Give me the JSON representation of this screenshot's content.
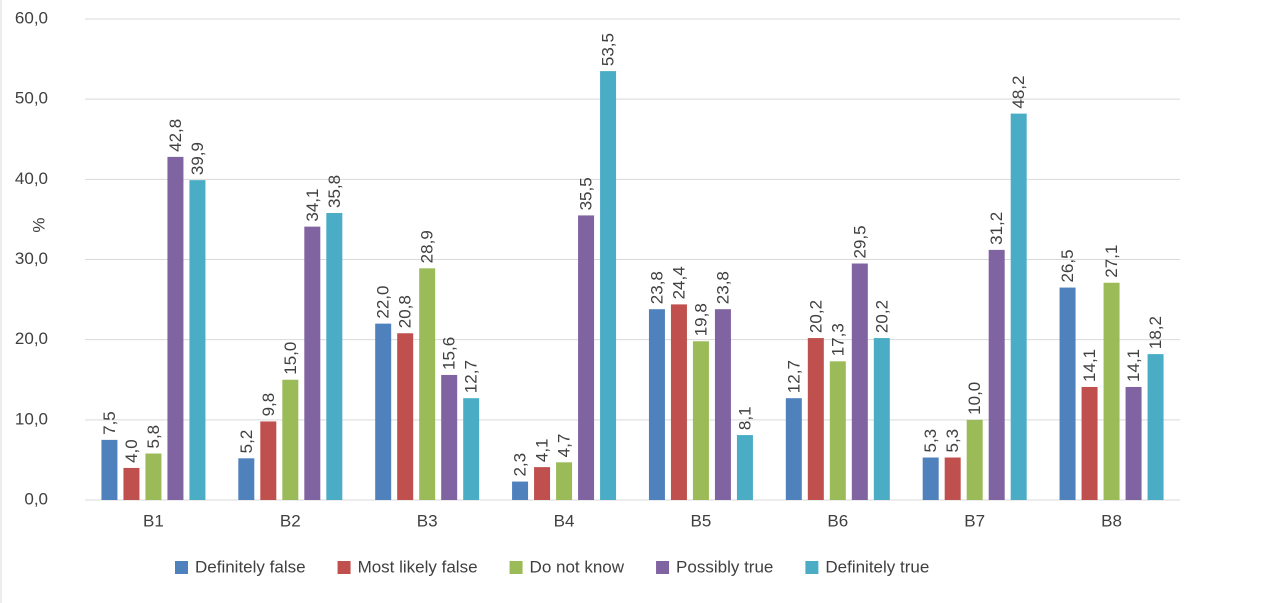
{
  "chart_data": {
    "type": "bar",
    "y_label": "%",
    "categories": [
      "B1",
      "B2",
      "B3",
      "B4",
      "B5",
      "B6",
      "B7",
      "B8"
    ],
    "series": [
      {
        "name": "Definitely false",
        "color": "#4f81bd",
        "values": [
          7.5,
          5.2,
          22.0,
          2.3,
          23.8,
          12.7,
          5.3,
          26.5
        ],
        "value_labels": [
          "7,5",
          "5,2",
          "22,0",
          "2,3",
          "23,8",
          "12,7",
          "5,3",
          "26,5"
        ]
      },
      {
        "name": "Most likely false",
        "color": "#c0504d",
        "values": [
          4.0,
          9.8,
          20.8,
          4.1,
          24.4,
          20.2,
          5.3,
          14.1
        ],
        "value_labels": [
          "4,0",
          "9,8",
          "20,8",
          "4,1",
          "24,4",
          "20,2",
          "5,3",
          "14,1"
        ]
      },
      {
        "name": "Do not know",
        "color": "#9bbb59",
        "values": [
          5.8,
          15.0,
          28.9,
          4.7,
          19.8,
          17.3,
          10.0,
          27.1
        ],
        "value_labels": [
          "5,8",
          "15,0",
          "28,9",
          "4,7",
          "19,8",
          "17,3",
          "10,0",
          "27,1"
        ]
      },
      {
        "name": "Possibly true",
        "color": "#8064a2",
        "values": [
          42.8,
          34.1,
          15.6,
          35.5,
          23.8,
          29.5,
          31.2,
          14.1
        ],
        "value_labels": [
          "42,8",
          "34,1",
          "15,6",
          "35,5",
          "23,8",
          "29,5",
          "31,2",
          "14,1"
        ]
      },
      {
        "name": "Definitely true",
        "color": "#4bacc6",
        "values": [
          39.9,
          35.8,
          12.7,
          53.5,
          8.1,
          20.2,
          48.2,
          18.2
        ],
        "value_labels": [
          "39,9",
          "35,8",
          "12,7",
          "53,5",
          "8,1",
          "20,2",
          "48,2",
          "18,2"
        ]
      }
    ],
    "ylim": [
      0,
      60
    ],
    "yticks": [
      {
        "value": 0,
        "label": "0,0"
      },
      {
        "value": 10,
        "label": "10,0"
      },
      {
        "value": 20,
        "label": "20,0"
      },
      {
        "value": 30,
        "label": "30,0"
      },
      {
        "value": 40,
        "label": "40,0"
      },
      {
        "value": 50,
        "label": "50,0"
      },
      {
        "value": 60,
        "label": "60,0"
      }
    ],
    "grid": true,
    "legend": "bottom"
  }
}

= = = =

→ **THE REQUEST**:
Copy, from the material above, each line in which the string "Definitely" occurs.

→ **THE RESPONSE**:
        "name": "Definitely false",
        "name": "Definitely true",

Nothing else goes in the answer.